[start of Information supplied]
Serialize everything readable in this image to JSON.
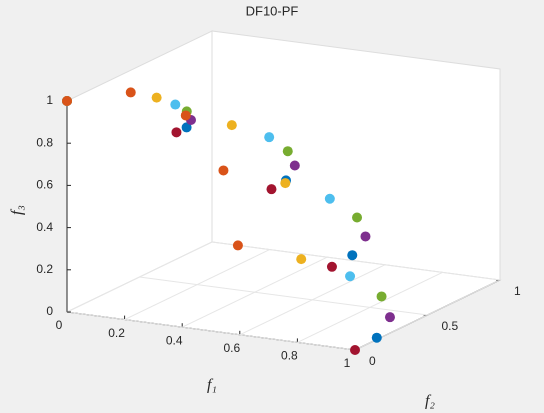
{
  "chart_data": {
    "type": "scatter3d",
    "title": "DF10-PF",
    "x_label": "f₁",
    "y_label": "f₂",
    "z_label": "f₃",
    "xlim": [
      0,
      1
    ],
    "ylim": [
      0,
      1
    ],
    "zlim": [
      0,
      1
    ],
    "xticks": [
      0,
      0.2,
      0.4,
      0.6,
      0.8,
      1
    ],
    "yticks": [
      0,
      0.5,
      1
    ],
    "zticks": [
      0,
      0.2,
      0.4,
      0.6,
      0.8,
      1
    ],
    "series": [
      {
        "color": "#a2142f",
        "x": [
          1,
          0.92,
          0.71,
          0.38,
          0
        ],
        "y": [
          0,
          0,
          0,
          0,
          0
        ],
        "z": [
          0,
          0.38,
          0.71,
          0.92,
          1
        ]
      },
      {
        "color": "#0072bd",
        "x": [
          0.99,
          0.91,
          0.7,
          0.38,
          0
        ],
        "y": [
          0.17,
          0.16,
          0.12,
          0.07,
          0
        ],
        "z": [
          0,
          0.38,
          0.71,
          0.92,
          1
        ]
      },
      {
        "color": "#7e2f8e",
        "x": [
          0.91,
          0.84,
          0.64,
          0.35,
          0
        ],
        "y": [
          0.42,
          0.39,
          0.3,
          0.16,
          0
        ],
        "z": [
          0,
          0.38,
          0.71,
          0.92,
          1
        ]
      },
      {
        "color": "#77ac30",
        "x": [
          0.77,
          0.71,
          0.54,
          0.29,
          0
        ],
        "y": [
          0.64,
          0.59,
          0.45,
          0.25,
          0
        ],
        "z": [
          0,
          0.38,
          0.71,
          0.92,
          1
        ]
      },
      {
        "color": "#4dbeee",
        "x": [
          0.57,
          0.53,
          0.41,
          0.22,
          0
        ],
        "y": [
          0.82,
          0.76,
          0.58,
          0.31,
          0
        ],
        "z": [
          0,
          0.38,
          0.71,
          0.92,
          1
        ]
      },
      {
        "color": "#edb120",
        "x": [
          0.34,
          0.32,
          0.24,
          0.13,
          0
        ],
        "y": [
          0.94,
          0.87,
          0.66,
          0.36,
          0
        ],
        "z": [
          0,
          0.38,
          0.71,
          0.92,
          1
        ]
      },
      {
        "color": "#d95319",
        "x": [
          0.09,
          0.08,
          0.06,
          0.03,
          0
        ],
        "y": [
          1.0,
          0.92,
          0.7,
          0.38,
          0
        ],
        "z": [
          0,
          0.38,
          0.71,
          0.92,
          1
        ]
      }
    ]
  }
}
[end of Information supplied]
Your task is to repeat the data above exactly while excluding the pictures.

Serialize everything readable in this image to JSON.
{
  "chart_data": {
    "type": "scatter3d",
    "title": "DF10-PF",
    "x_label": "f₁",
    "y_label": "f₂",
    "z_label": "f₃",
    "xlim": [
      0,
      1
    ],
    "ylim": [
      0,
      1
    ],
    "zlim": [
      0,
      1
    ],
    "xticks": [
      0,
      0.2,
      0.4,
      0.6,
      0.8,
      1
    ],
    "yticks": [
      0,
      0.5,
      1
    ],
    "zticks": [
      0,
      0.2,
      0.4,
      0.6,
      0.8,
      1
    ],
    "series": [
      {
        "color": "#a2142f",
        "x": [
          1,
          0.92,
          0.71,
          0.38,
          0
        ],
        "y": [
          0,
          0,
          0,
          0,
          0
        ],
        "z": [
          0,
          0.38,
          0.71,
          0.92,
          1
        ]
      },
      {
        "color": "#0072bd",
        "x": [
          0.99,
          0.91,
          0.7,
          0.38,
          0
        ],
        "y": [
          0.17,
          0.16,
          0.12,
          0.07,
          0
        ],
        "z": [
          0,
          0.38,
          0.71,
          0.92,
          1
        ]
      },
      {
        "color": "#7e2f8e",
        "x": [
          0.91,
          0.84,
          0.64,
          0.35,
          0
        ],
        "y": [
          0.42,
          0.39,
          0.3,
          0.16,
          0
        ],
        "z": [
          0,
          0.38,
          0.71,
          0.92,
          1
        ]
      },
      {
        "color": "#77ac30",
        "x": [
          0.77,
          0.71,
          0.54,
          0.29,
          0
        ],
        "y": [
          0.64,
          0.59,
          0.45,
          0.25,
          0
        ],
        "z": [
          0,
          0.38,
          0.71,
          0.92,
          1
        ]
      },
      {
        "color": "#4dbeee",
        "x": [
          0.57,
          0.53,
          0.41,
          0.22,
          0
        ],
        "y": [
          0.82,
          0.76,
          0.58,
          0.31,
          0
        ],
        "z": [
          0,
          0.38,
          0.71,
          0.92,
          1
        ]
      },
      {
        "color": "#edb120",
        "x": [
          0.34,
          0.32,
          0.24,
          0.13,
          0
        ],
        "y": [
          0.94,
          0.87,
          0.66,
          0.36,
          0
        ],
        "z": [
          0,
          0.38,
          0.71,
          0.92,
          1
        ]
      },
      {
        "color": "#d95319",
        "x": [
          0.09,
          0.08,
          0.06,
          0.03,
          0
        ],
        "y": [
          1.0,
          0.92,
          0.7,
          0.38,
          0
        ],
        "z": [
          0,
          0.38,
          0.71,
          0.92,
          1
        ]
      }
    ]
  }
}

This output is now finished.